Rendered page images:
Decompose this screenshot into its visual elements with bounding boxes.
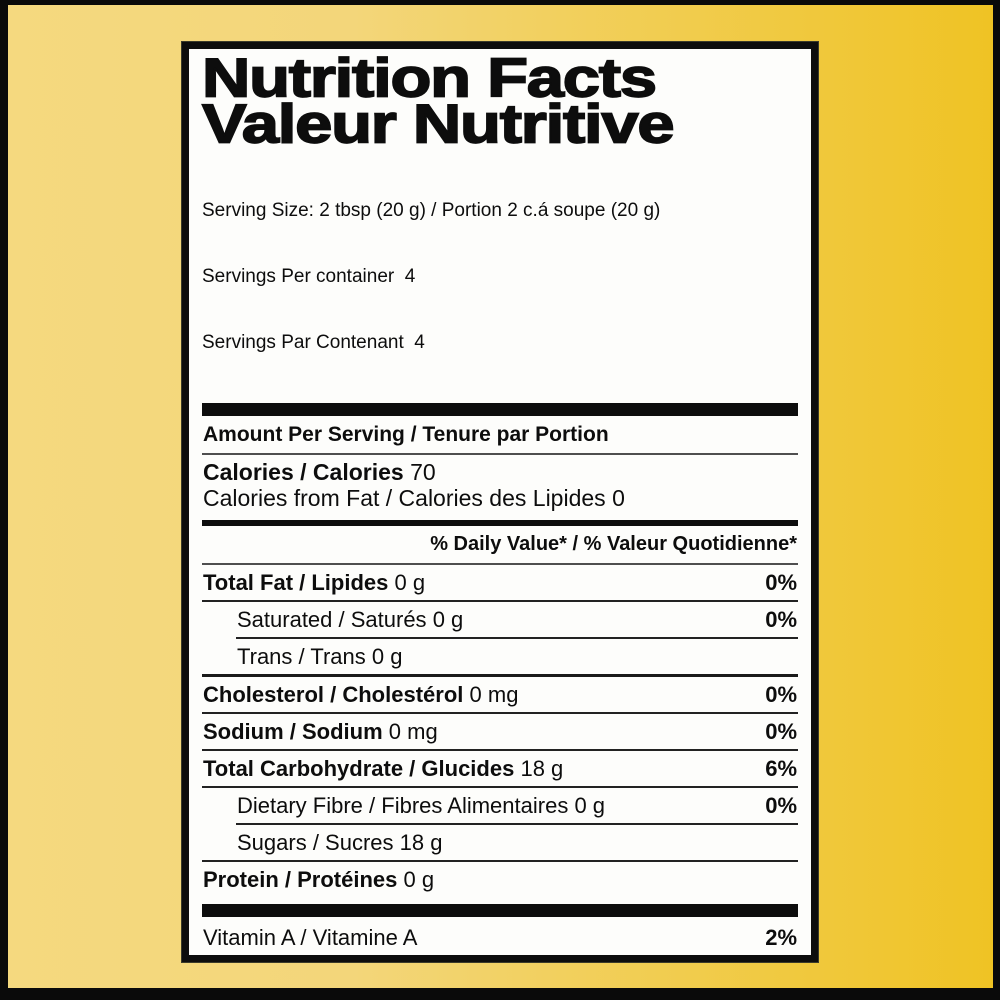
nutrient-name: Protein / Protéines	[203, 867, 398, 892]
serving-size-line: Serving Size: 2 tbsp (20 g) / Portion 2 …	[202, 200, 661, 221]
divider	[202, 749, 798, 751]
nutrient-name: Total Carbohydrate / Glucides	[203, 756, 515, 781]
nutrient-name-amount: Protein / Protéines 0 g	[203, 868, 434, 892]
nutrient-amount: 0 g	[403, 867, 435, 892]
nutrient-name: Total Fat / Lipides	[203, 570, 389, 595]
vitamin-row-vitamin-c: Vitamin C / Vitamine C 2%	[202, 958, 798, 962]
calories-row: Calories / Calories 70	[203, 459, 798, 485]
nutrient-row-cholesterol: Cholesterol / Cholestérol 0 mg 0%	[202, 677, 798, 712]
divider-indented	[236, 823, 798, 825]
daily-value-heading: % Daily Value* / % Valeur Quotidienne*	[430, 533, 797, 555]
calories-section: Calories / Calories 70 Calories from Fat…	[202, 455, 798, 520]
divider-medium	[202, 674, 798, 677]
nutrient-dv: 0%	[765, 719, 797, 744]
serving-info: Serving Size: 2 tbsp (20 g) / Portion 2 …	[202, 156, 798, 398]
servings-per-container-en: Servings Per container 4	[202, 266, 416, 287]
nutrient-name-amount: Sugars / Sucres 18 g	[237, 831, 442, 855]
nutrient-amount: 0 g	[432, 607, 464, 632]
nutrient-name-amount: Sodium / Sodium 0 mg	[203, 720, 438, 744]
divider	[202, 563, 798, 565]
nutrient-dv: 0%	[765, 682, 797, 707]
calories-from-fat-value: 0	[612, 485, 625, 511]
nutrient-name-amount: Dietary Fibre / Fibres Alimentaires 0 g	[237, 794, 605, 818]
divider	[202, 860, 798, 862]
thick-divider-top	[202, 403, 798, 416]
nutrient-row-trans-fat: Trans / Trans 0 g	[202, 639, 798, 674]
nutrient-row-protein: Protein / Protéines 0 g	[202, 862, 798, 897]
nutrient-row-saturated-fat: Saturated / Saturés 0 g 0%	[202, 602, 798, 637]
nutrient-amount: 0 g	[371, 644, 403, 669]
nutrient-name: Dietary Fibre / Fibres Alimentaires	[237, 793, 569, 818]
nutrient-amount: 18 g	[520, 756, 564, 781]
nutrient-name: Sodium / Sodium	[203, 719, 383, 744]
nutrient-dv: 6%	[765, 756, 797, 781]
nutrient-dv: 0%	[765, 570, 797, 595]
calories-from-fat-row: Calories from Fat / Calories des Lipides…	[203, 485, 798, 511]
vitamin-dv: 2%	[765, 925, 797, 950]
nutrient-row-total-carbohydrate: Total Carbohydrate / Glucides 18 g 6%	[202, 751, 798, 786]
servings-per-container-fr: Servings Par Contenant 4	[202, 332, 425, 353]
nutrient-row-sugars: Sugars / Sucres 18 g	[202, 825, 798, 860]
nutrient-dv: 0%	[765, 793, 797, 818]
calories-value: 70	[410, 459, 436, 485]
nutrient-name: Saturated / Saturés	[237, 607, 427, 632]
medium-divider	[202, 520, 798, 526]
amount-per-serving-heading: Amount Per Serving / Tenure par Portion	[203, 423, 609, 446]
divider-indented	[236, 637, 798, 639]
nutrient-name-amount: Cholesterol / Cholestérol 0 mg	[203, 683, 518, 707]
nutrient-name-amount: Total Fat / Lipides 0 g	[203, 571, 425, 595]
divider	[202, 712, 798, 714]
nutrient-name: Cholesterol / Cholestérol	[203, 682, 464, 707]
label-title-fr-text: Valeur Nutritive	[201, 93, 676, 155]
vitamin-row-vitamin-a: Vitamin A / Vitamine A 2%	[202, 919, 798, 955]
nutrient-dv: 0%	[765, 607, 797, 632]
nutrient-amount: 0 g	[394, 570, 426, 595]
nutrient-name: Sugars / Sucres	[237, 830, 394, 855]
label-title-en: Nutrition Facts	[201, 47, 798, 109]
thick-divider-vitamins	[202, 904, 798, 917]
nutrition-label: Nutrition Facts Valeur Nutritive Serving…	[182, 42, 818, 962]
nutrient-row-total-fat: Total Fat / Lipides 0 g 0%	[202, 565, 798, 600]
calories-from-fat-label: Calories from Fat / Calories des Lipides	[203, 485, 606, 511]
divider	[202, 453, 798, 455]
label-title-fr: Valeur Nutritive	[201, 93, 798, 155]
nutrient-amount: 18 g	[399, 830, 443, 855]
nutrient-name-amount: Total Carbohydrate / Glucides 18 g	[203, 757, 563, 781]
nutrient-amount: 0 mg	[388, 719, 438, 744]
nutrient-amount: 0 mg	[469, 682, 519, 707]
nutrient-amount: 0 g	[574, 793, 606, 818]
divider	[202, 786, 798, 788]
nutrient-name-amount: Saturated / Saturés 0 g	[237, 608, 463, 632]
nutrient-row-sodium: Sodium / Sodium 0 mg 0%	[202, 714, 798, 749]
vitamin-name: Vitamin A / Vitamine A	[203, 925, 418, 950]
nutrient-name: Trans / Trans	[237, 644, 366, 669]
nutrient-row-dietary-fibre: Dietary Fibre / Fibres Alimentaires 0 g …	[202, 788, 798, 823]
nutrient-name-amount: Trans / Trans 0 g	[237, 645, 403, 669]
calories-label: Calories / Calories	[203, 459, 404, 485]
divider	[202, 600, 798, 602]
label-title-en-text: Nutrition Facts	[201, 47, 658, 109]
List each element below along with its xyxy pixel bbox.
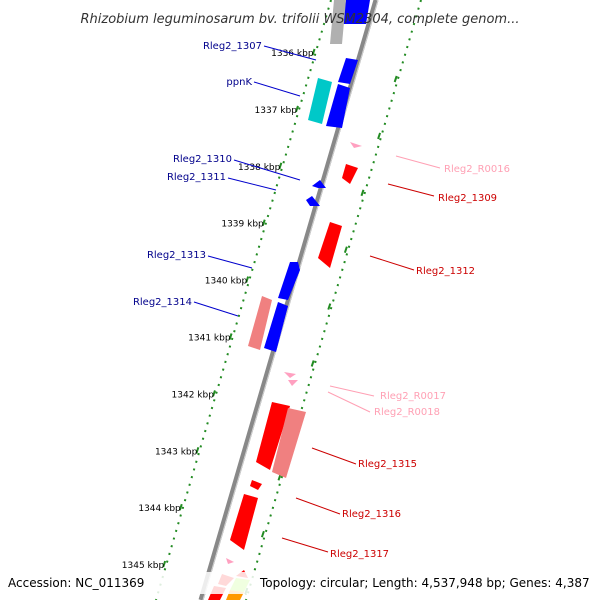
right-track-tick-mark [327,303,332,310]
gene-label-rleg2-1316[interactable]: Rleg2_1316 [342,509,401,520]
kbp-tick-mark [278,162,283,170]
accession-text: Accession: NC_011369 [8,576,144,590]
kbp-tick-mark [245,276,250,283]
topology-text: Topology: circular; Length: 4,537,948 bp… [259,576,590,590]
gene-rleg2-1314[interactable] [264,302,288,352]
right-dotted-track [245,0,422,600]
footer-backdrop [0,572,600,594]
right-track-tick-mark [360,189,365,197]
kbp-tick-label: 1345 kbp [122,561,165,571]
gene-label-rleg2-1315[interactable]: Rleg2_1315 [358,459,417,470]
kbp-tick-label: 1343 kbp [155,447,198,457]
gene-rleg2-r0018[interactable] [288,380,298,386]
reverse-strand-genes [208,142,362,600]
gene-label-rleg2-1310[interactable]: Rleg2_1310 [173,154,232,165]
gene-label-rleg2-1314[interactable]: Rleg2_1314 [133,297,192,308]
leader-lines [193,45,441,553]
gene-ppnk[interactable] [326,84,350,128]
gene-ppnk-upper[interactable] [338,58,358,84]
gene-rleg2-1309[interactable] [342,164,358,184]
kbp-tick-label: 1344 kbp [138,504,181,514]
gene-label-rleg2-1307[interactable]: Rleg2_1307 [203,41,262,52]
gene-rleg2-1317[interactable] [230,494,258,550]
gene-rleg2-1315b[interactable] [272,408,306,478]
kbp-tick-label: 1342 kbp [172,390,215,400]
kbp-tick-mark [212,390,216,397]
gene-rleg2-1312[interactable] [318,222,342,268]
kbp-tick-mark [178,503,183,511]
gene-label-rleg2-r0016[interactable]: Rleg2_R0016 [444,164,510,175]
gene-label-rleg2-r0018[interactable]: Rleg2_R0018 [374,407,440,418]
gene-small-rna[interactable] [226,558,234,564]
gene-rleg2-r0016[interactable] [350,142,362,148]
gene-rleg2-1313[interactable] [278,262,300,300]
kbp-tick-label: 1341 kbp [188,334,231,344]
kbp-tick-mark [195,446,200,454]
kbp-tick-mark [311,48,316,56]
gene-label-rleg2-1312[interactable]: Rleg2_1312 [416,266,475,277]
gene-label-rleg2-1317[interactable]: Rleg2_1317 [330,549,389,560]
left-gene-labels: Rleg2_1307 ppnK Rleg2_1310 Rleg2_1311 Rl… [133,41,262,308]
right-track-tick-mark [393,75,398,83]
kbp-tick-mark [294,105,299,113]
kbp-tick-label: 1340 kbp [205,277,248,287]
right-track-tick-mark [260,530,265,538]
gene-label-rleg2-r0017[interactable]: Rleg2_R0017 [380,391,446,402]
gene-label-rleg2-1311[interactable]: Rleg2_1311 [167,172,226,183]
kbp-tick-label: 1337 kbp [255,106,298,116]
left-dotted-track [155,0,332,600]
genome-backbone-highlight [202,0,379,600]
kbp-tick-label: 1339 kbp [221,220,264,230]
gene-rleg2-1316[interactable] [250,480,262,490]
gene-rna-cyan[interactable] [308,78,332,124]
gene-rleg2-r0017[interactable] [284,372,296,378]
right-track-tick-mark [310,360,315,367]
kbp-tick-mark [261,219,266,227]
gene-rleg2-1307-grey [330,0,346,44]
right-track-tick-mark [377,132,382,140]
gene-label-rleg2-1313[interactable]: Rleg2_1313 [147,250,206,261]
gene-label-rleg2-1309[interactable]: Rleg2_1309 [438,193,497,204]
right-track-tick-mark [343,246,348,254]
page-title: Rhizobium leguminosarum bv. trifolii WSM… [81,12,520,27]
forward-strand-genes [248,0,370,352]
gene-rleg2-1314-rna[interactable] [248,296,272,350]
gene-rleg2-1310[interactable] [312,180,326,188]
kbp-tick-mark [162,560,167,568]
kbp-tick-mark [228,333,233,340]
gene-label-ppnk[interactable]: ppnK [226,77,252,88]
gene-rleg2-1315[interactable] [256,402,290,470]
gene-rleg2-1307-top[interactable] [342,0,370,24]
right-gene-labels: Rleg2_R0016 Rleg2_1309 Rleg2_1312 Rleg2_… [330,164,510,560]
gene-rleg2-1311[interactable] [306,196,320,206]
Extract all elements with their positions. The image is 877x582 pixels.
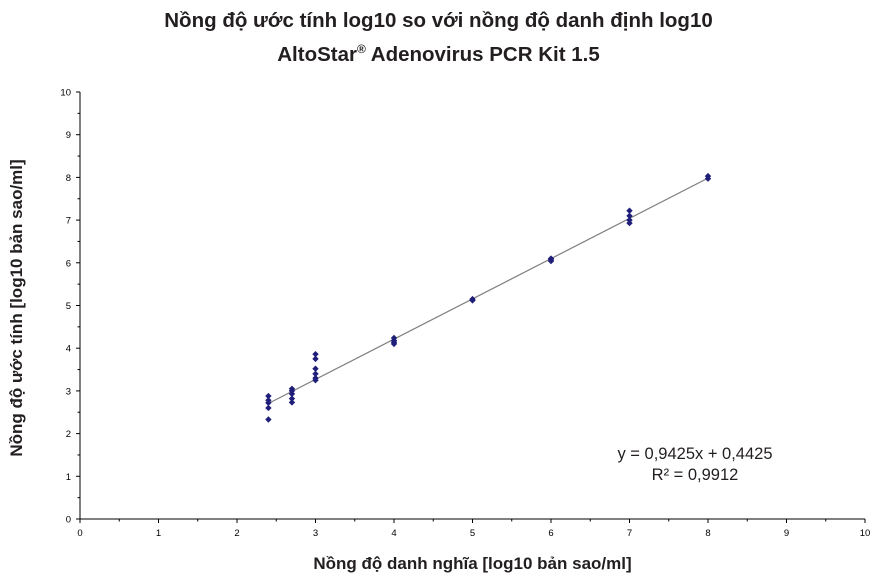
x-tick-label: 10	[860, 528, 871, 539]
data-point	[469, 297, 476, 304]
y-tick-label: 0	[66, 515, 71, 526]
regression-annotation: y = 0,9425x + 0,4425 R² = 0,9912	[580, 444, 810, 486]
data-point	[265, 399, 272, 407]
data-point	[312, 355, 319, 363]
trendline	[268, 177, 709, 405]
y-tick-label: 2	[66, 429, 71, 440]
regression-equation: y = 0,9425x + 0,4425	[617, 445, 773, 463]
data-point	[547, 257, 555, 265]
x-tick-label: 7	[627, 528, 632, 539]
title-brand: AltoStar	[277, 42, 357, 66]
y-axis-label: Nồng độ ước tính [log10 bản sao/ml]	[7, 158, 26, 457]
x-tick-label: 1	[156, 528, 161, 539]
y-tick-label: 7	[66, 216, 71, 227]
y-tick-label: 9	[66, 130, 71, 141]
data-point	[626, 207, 633, 214]
x-tick-label: 9	[784, 528, 789, 539]
data-point	[312, 377, 319, 384]
title-line-2: AltoStar® Adenovirus PCR Kit 1.5	[0, 35, 877, 69]
data-point	[288, 390, 296, 398]
x-tick-label: 3	[313, 528, 318, 539]
trendline-group	[268, 177, 709, 405]
data-point	[265, 392, 272, 400]
data-point	[626, 212, 633, 220]
y-tick-label: 3	[66, 386, 71, 397]
x-tick-label: 0	[77, 528, 82, 539]
y-tick-label: 10	[60, 88, 71, 99]
data-point	[265, 404, 272, 412]
x-tick-label: 2	[234, 528, 239, 539]
y-tick-label: 1	[66, 472, 71, 483]
y-tick-label: 8	[66, 173, 71, 184]
data-point	[288, 399, 296, 406]
title-kit-name: Adenovirus PCR Kit 1.5	[365, 42, 600, 66]
axes	[76, 91, 866, 523]
y-tick-label: 5	[66, 301, 71, 312]
x-tick-label: 8	[705, 528, 710, 539]
x-tick-label: 4	[391, 528, 396, 539]
data-point	[312, 350, 319, 358]
data-point	[312, 365, 319, 372]
tick-labels: 0 1 2 3 4 5 6 7 8 9 10 0 1 2 3 4 5 6 7 8 9 10	[60, 88, 870, 540]
data-point	[265, 416, 272, 423]
y-axis-label-wrap: Nồng độ ước tính [log10 bản sao/ml]	[4, 95, 30, 520]
chart-title: Nồng độ ước tính log10 so với nồng độ da…	[0, 6, 877, 69]
y-tick-label: 6	[66, 258, 71, 269]
data-point	[626, 219, 633, 227]
x-tick-label: 5	[470, 528, 475, 539]
x-tick-label: 6	[548, 528, 553, 539]
data-point	[312, 370, 319, 378]
data-point	[390, 340, 398, 348]
data-point	[704, 175, 712, 182]
data-point	[288, 395, 296, 402]
y-tick-label: 4	[66, 344, 71, 355]
data-points	[265, 172, 712, 423]
registered-mark: ®	[356, 42, 366, 56]
r-squared-value: R² = 0,9912	[651, 466, 739, 484]
title-line-1: Nồng độ ước tính log10 so với nồng độ da…	[164, 9, 713, 32]
x-axis-label: Nồng độ danh nghĩa [log10 bản sao/ml]	[313, 554, 632, 573]
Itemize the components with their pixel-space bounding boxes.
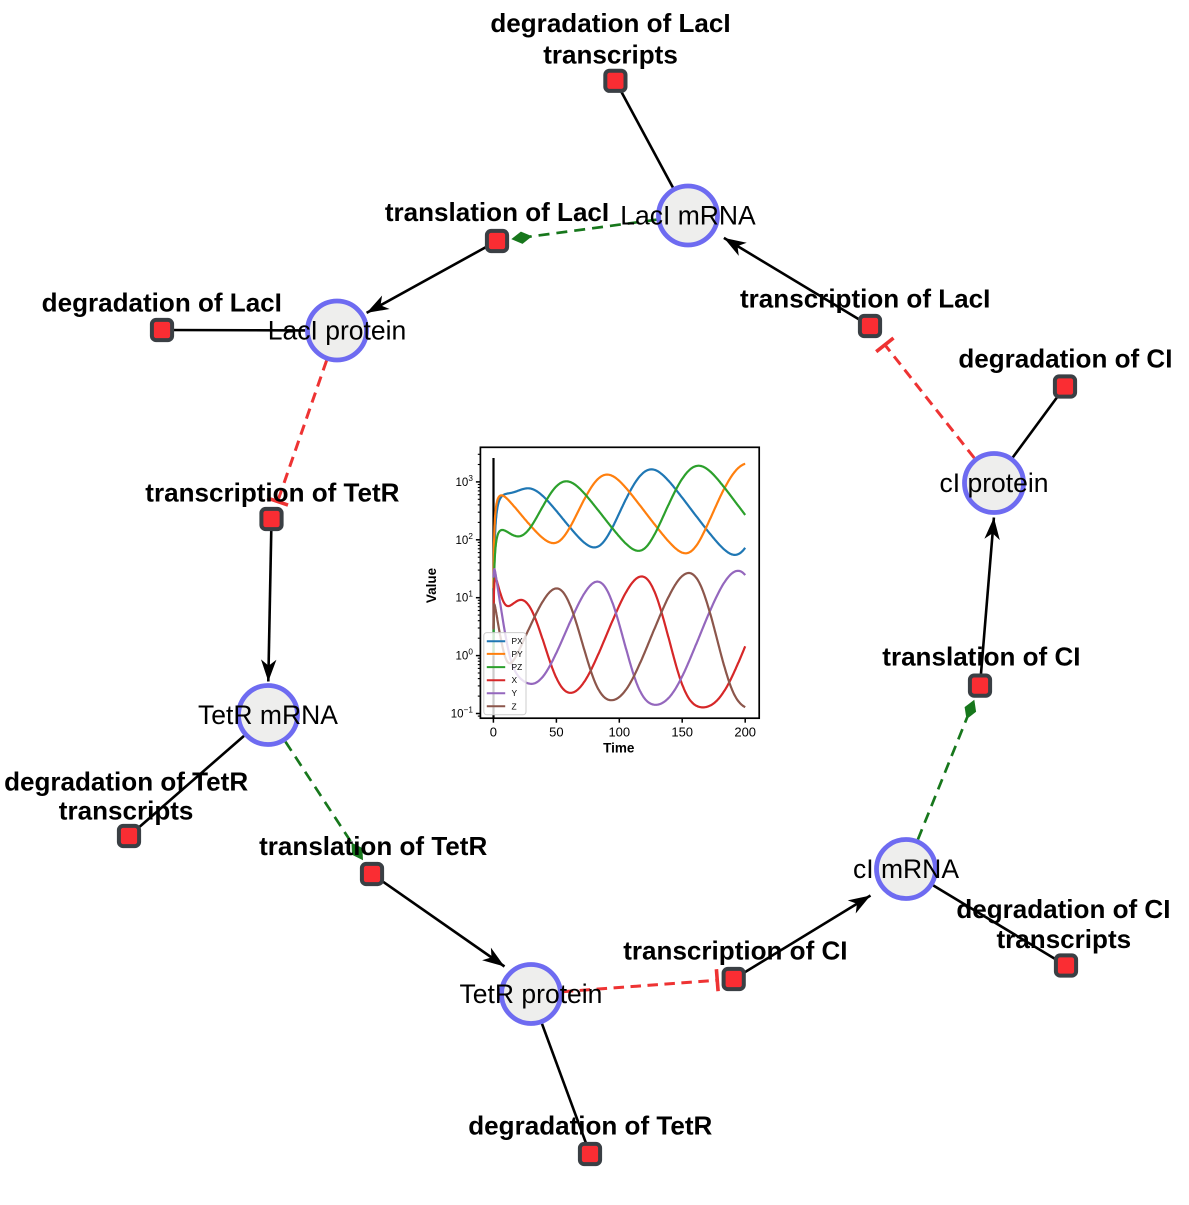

__What needs to be done__: Lines above that contain the string "right" make up the answer.

__Answer section__:
right-track-tick-mark [327,303,332,310]
right-dotted-track [245,0,422,600]
right-track-tick-mark [360,189,365,197]
right-track-tick-mark [393,75,398,83]
right-track-tick-mark [260,530,265,538]
right-track-tick-mark [310,360,315,367]
right-track-tick-mark [377,132,382,140]
right-track-tick-mark [343,246,348,254]
right-gene-labels: Rleg2_R0016 Rleg2_1309 Rleg2_1312 Rleg2_… [330,164,510,560]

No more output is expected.